**Exercise details**
Copy each entry verbatim, excluding its images.

**Data extracts**
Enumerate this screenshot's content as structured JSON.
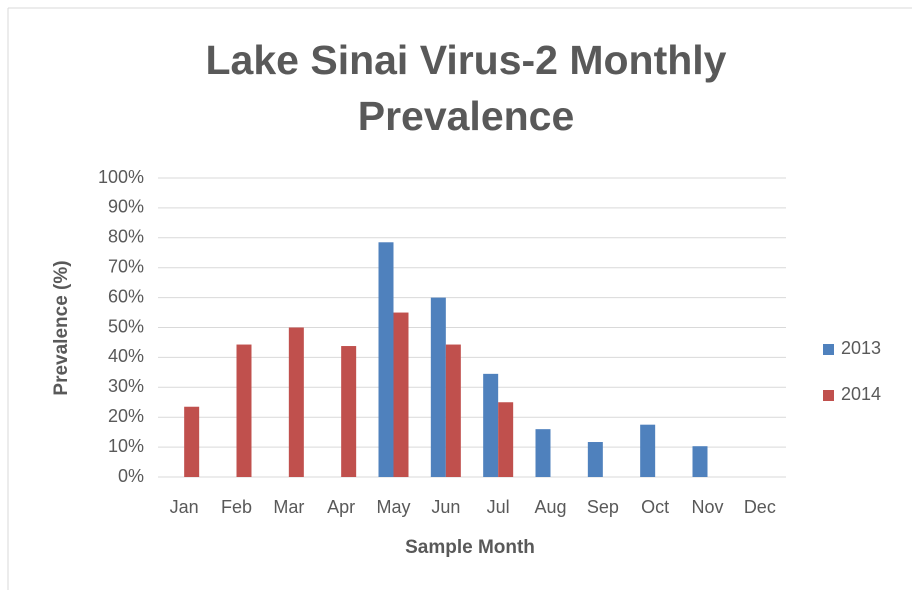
{
  "chart_data": {
    "type": "bar",
    "title": "Lake Sinai Virus-2 Monthly Prevalence",
    "x_label": "Sample Month",
    "y_label": "Prevalence (%)",
    "categories": [
      "Jan",
      "Feb",
      "Mar",
      "Apr",
      "May",
      "Jun",
      "Jul",
      "Aug",
      "Sep",
      "Oct",
      "Nov",
      "Dec"
    ],
    "series": [
      {
        "name": "2013",
        "color": "#4f81bd",
        "values": [
          null,
          null,
          null,
          null,
          78.5,
          60,
          34.5,
          16,
          11.7,
          17.5,
          10.3,
          null
        ]
      },
      {
        "name": "2014",
        "color": "#c0504d",
        "values": [
          23.5,
          44.3,
          50,
          43.8,
          55,
          44.3,
          25,
          null,
          null,
          null,
          null,
          null
        ]
      }
    ],
    "ylim": [
      0,
      100
    ],
    "yticks": [
      {
        "value": 0,
        "label": "0%"
      },
      {
        "value": 10,
        "label": "10%"
      },
      {
        "value": 20,
        "label": "20%"
      },
      {
        "value": 30,
        "label": "30%"
      },
      {
        "value": 40,
        "label": "40%"
      },
      {
        "value": 50,
        "label": "50%"
      },
      {
        "value": 60,
        "label": "60%"
      },
      {
        "value": 70,
        "label": "70%"
      },
      {
        "value": 80,
        "label": "80%"
      },
      {
        "value": 90,
        "label": "90%"
      },
      {
        "value": 100,
        "label": "100%"
      }
    ],
    "grid": true,
    "legend": "right"
  }
}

**Result**
Enumerate this screenshot's content as structured JSON.
{
  "chart_data": {
    "type": "bar",
    "title": "Lake Sinai Virus-2 Monthly Prevalence",
    "x_label": "Sample Month",
    "y_label": "Prevalence (%)",
    "categories": [
      "Jan",
      "Feb",
      "Mar",
      "Apr",
      "May",
      "Jun",
      "Jul",
      "Aug",
      "Sep",
      "Oct",
      "Nov",
      "Dec"
    ],
    "series": [
      {
        "name": "2013",
        "color": "#4f81bd",
        "values": [
          null,
          null,
          null,
          null,
          78.5,
          60,
          34.5,
          16,
          11.7,
          17.5,
          10.3,
          null
        ]
      },
      {
        "name": "2014",
        "color": "#c0504d",
        "values": [
          23.5,
          44.3,
          50,
          43.8,
          55,
          44.3,
          25,
          null,
          null,
          null,
          null,
          null
        ]
      }
    ],
    "ylim": [
      0,
      100
    ],
    "yticks": [
      {
        "value": 0,
        "label": "0%"
      },
      {
        "value": 10,
        "label": "10%"
      },
      {
        "value": 20,
        "label": "20%"
      },
      {
        "value": 30,
        "label": "30%"
      },
      {
        "value": 40,
        "label": "40%"
      },
      {
        "value": 50,
        "label": "50%"
      },
      {
        "value": 60,
        "label": "60%"
      },
      {
        "value": 70,
        "label": "70%"
      },
      {
        "value": 80,
        "label": "80%"
      },
      {
        "value": 90,
        "label": "90%"
      },
      {
        "value": 100,
        "label": "100%"
      }
    ],
    "grid": true,
    "legend": "right"
  }
}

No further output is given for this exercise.